» **Supplied text**
----

Have you ever put off taking important action or making a change that will make you more successful? Have you rationalized that you just need a bit more time to decide what to charge, figure out what to say on the podcast, or decide how best to introduce clients to the idea of charging for advice — because it’s important to get it really right before beginning?

We’ve all experienced it. We identify a goal and suddenly our mind starts spinning at hyper-speed on the what-ifs that could derail our efforts, lose us all our clients and lead to our ruin.

Our brains are hardwired to keep us safe by avoiding risk. We need this primitive survival system to remind us to look both ways before crossing the street, or to run when facing a hungry tiger. However, the very voices that ensure our survival fail to mention that the safety they offer is also costing you opportunities. 

In my 27-year career, I’ve had the privilege of developing strategy with and coaching some of the industry’s top advisers and leaders, and I am here to tell you that every single one of them has made some messy mistakes. Try as we all might, this very human experience simply cannot be avoided. 

The formula for bridging the gap between what you have and what you want isn’t to work harder or longer. It’s much simpler than that. If you want to accelerate your success, simply commit to taking imperfect action in much greater doses. 

If you do, it’s inevitable that you will experience progress, because it is the very process of taking imperfect action that allows you to learn, refine and perfect your craft through the only process I know that works 100% of the time: practice. 

“If you raise your fees, a lot of clients might be unhappy and leave,” the voices in your head remind you. These voices readily produce a list of rationalizations and justifications for your inaction, otherwise known as excuses, any time you start to step outside the relative safety of your status quo. 

I have the fee increase conversation literally dozens of time each year; I had it recently with Mark, an adviser in our Limitless Advisor coaching community. He had the same questions as hundreds of advisers before him: questions like what to charge, how to present it, what to do if clients push back, how many clients will be upset, or even leave. 

Regardless of which scary steps you lack the confidence to take, your work will be much easier if you accept that a perfect outcome is impossible. There is an inevitable truth that we all try to avoid — you have to get things wrong before you can get them really right.

Since it’s easy for your brain to conveniently skim over that last part, and its relevance to your experiencing greater success cannot be understated, I invite you to pause here and reflect on the idea that it is a statistical impossibility for you to get new things completely right. It is simply not possible for you to execute perfectly, there is no living example of such an experience. Thus, the only logical conclusion is that making progress toward your goals requires that we accept imperfection, misfires and lessons learned the hard way. 

When you think about it, it’s rather silly that we don’t act more often on our knowing that making mistakes is the path to greater success, not avoiding them.

----

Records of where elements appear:
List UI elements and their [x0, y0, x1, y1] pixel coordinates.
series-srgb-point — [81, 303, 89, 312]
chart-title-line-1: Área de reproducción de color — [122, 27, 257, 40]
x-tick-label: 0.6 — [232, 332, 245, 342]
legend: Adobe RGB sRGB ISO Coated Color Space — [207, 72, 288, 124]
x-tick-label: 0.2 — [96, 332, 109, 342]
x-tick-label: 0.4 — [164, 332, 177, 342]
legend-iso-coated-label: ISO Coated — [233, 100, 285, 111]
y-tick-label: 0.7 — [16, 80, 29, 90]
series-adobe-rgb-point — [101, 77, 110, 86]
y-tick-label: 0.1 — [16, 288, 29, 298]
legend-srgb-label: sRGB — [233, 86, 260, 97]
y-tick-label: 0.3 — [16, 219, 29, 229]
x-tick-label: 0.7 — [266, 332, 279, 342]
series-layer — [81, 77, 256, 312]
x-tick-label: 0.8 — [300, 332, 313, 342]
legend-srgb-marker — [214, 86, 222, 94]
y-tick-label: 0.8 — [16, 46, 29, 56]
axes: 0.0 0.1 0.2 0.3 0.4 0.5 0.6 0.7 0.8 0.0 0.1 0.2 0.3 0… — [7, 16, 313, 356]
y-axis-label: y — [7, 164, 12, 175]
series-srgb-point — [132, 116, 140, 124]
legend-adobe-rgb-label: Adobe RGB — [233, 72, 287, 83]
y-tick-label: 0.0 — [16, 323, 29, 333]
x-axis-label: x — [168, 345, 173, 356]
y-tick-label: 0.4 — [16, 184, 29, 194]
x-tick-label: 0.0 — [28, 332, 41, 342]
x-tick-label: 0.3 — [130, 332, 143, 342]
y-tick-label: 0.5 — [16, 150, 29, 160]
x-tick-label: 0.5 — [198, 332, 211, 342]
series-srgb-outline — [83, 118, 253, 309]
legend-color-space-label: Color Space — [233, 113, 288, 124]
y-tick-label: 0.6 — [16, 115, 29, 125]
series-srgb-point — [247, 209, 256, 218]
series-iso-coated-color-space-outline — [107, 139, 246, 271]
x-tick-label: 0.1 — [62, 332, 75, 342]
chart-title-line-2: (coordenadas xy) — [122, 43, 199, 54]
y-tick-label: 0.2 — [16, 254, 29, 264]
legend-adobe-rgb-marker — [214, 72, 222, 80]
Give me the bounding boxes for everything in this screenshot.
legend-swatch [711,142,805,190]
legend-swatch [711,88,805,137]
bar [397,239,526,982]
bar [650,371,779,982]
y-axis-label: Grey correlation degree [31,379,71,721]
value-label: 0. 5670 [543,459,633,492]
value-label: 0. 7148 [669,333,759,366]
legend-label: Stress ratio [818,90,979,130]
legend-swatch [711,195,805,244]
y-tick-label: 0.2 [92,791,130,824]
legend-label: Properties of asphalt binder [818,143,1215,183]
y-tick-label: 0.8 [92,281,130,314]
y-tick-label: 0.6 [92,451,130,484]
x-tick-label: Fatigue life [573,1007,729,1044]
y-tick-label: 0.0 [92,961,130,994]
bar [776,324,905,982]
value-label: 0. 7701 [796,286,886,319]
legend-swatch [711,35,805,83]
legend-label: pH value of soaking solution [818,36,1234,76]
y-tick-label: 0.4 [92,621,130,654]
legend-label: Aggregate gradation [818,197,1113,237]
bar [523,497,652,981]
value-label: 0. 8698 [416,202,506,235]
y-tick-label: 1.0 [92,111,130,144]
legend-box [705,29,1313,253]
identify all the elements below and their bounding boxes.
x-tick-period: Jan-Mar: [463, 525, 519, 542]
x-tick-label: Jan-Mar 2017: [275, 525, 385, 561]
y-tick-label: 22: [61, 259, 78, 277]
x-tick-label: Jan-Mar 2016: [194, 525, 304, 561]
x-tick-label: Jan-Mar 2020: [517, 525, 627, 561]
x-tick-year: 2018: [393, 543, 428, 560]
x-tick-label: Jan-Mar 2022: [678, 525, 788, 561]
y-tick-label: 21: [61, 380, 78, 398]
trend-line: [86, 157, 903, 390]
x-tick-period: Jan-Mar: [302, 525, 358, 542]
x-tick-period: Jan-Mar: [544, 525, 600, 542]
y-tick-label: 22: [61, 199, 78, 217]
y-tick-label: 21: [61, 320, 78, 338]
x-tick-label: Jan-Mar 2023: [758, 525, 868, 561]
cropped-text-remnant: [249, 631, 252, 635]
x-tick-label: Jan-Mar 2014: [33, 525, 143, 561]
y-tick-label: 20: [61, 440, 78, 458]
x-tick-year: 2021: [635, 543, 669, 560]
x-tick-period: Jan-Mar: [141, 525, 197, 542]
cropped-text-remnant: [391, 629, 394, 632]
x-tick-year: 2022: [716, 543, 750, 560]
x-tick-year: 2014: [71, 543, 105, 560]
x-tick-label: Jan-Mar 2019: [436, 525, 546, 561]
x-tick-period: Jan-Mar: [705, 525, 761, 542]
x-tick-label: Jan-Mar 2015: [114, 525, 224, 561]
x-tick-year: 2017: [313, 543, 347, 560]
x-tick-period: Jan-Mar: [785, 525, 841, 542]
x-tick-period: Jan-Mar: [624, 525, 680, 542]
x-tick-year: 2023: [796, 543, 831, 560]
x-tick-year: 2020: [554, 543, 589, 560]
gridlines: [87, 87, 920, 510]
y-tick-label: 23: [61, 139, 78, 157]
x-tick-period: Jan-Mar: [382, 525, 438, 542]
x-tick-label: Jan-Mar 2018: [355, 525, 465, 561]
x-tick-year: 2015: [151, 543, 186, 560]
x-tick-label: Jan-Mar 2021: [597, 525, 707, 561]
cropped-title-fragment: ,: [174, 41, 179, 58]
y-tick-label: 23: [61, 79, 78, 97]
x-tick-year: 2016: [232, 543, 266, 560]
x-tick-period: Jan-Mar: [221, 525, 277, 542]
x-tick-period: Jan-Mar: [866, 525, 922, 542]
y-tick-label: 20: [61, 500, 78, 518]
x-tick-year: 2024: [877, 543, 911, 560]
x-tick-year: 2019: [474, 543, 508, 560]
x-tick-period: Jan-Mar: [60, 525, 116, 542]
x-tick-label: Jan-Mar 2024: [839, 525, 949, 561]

----

» **Task list**
1/ In the article on taking imperfect action:
(a) How many years long is the author's career?
(b) What is the name of the adviser the author recently had the fee increase conversation with?
(c) What is the only process the author knows that works 100% of the time?
2/ Repeat the passage of the article on taking imperfect action between "The formula for" and "much greater doses.", inclusive.
3/ Pick up the article on taking imperfect action where it stops and write the next part.

» **Results for the exercise**
1/
(a) 27 years.
(b) Mark.
(c) Practice.

2/
The formula for bridging the gap between what you have and what you want isn’t to work harder or longer. It’s much simpler than that. If you want to accelerate your success, simply commit to taking imperfect action in much greater doses.

3/
Mark and I went on to discuss and decide on his next best steps, creating a bite-sized path to having his first client conversation in 30 days. Yes, he went on to have his first client conversation. Yes, everything turned out better than fine as the one client he lost was replaced by double-digit revenue growth, and it was a client he knew was good to let go. And no, he did not execute perfectly.

He’ll tell you that he got busy and didn’t rehearse the really awesome script we crafted. He’ll tell you that he stumbled through the first few client conversations, the first one badly (which is why he started with his smallest clients). He’ll tell you that by the fifth conversation he realized what a nonevent this was to most clients, how long overdue this had been, and how much revenue and time he’d lost by doing too much for too little for too long. 

Mark is now a massive fan of taking imperfect action. He regularly sends me updates on projects, letting me know he’s at 70% and ready to launch. The rest, he’s now quite clear, has to be learned along the way. 

It’s not that Mark still doesn’t hear those voices in his head, it’s just that he’s now more aware and can see that an all-or-nothing attitude, valuing perfection over progress and shrinking himself for fear of negative side effects simply will not deliver the results he wants in his practice. 

Nor will it deliver the results you want in yours.

I invite you to ask yourself where you are holding yourself back waiting to take perfect action. Next, get real with yourself by asking yourself what your inaction is in service of, followed immediately by what it’s really costing you. Then decide what next, imperfect step you can take in that direction.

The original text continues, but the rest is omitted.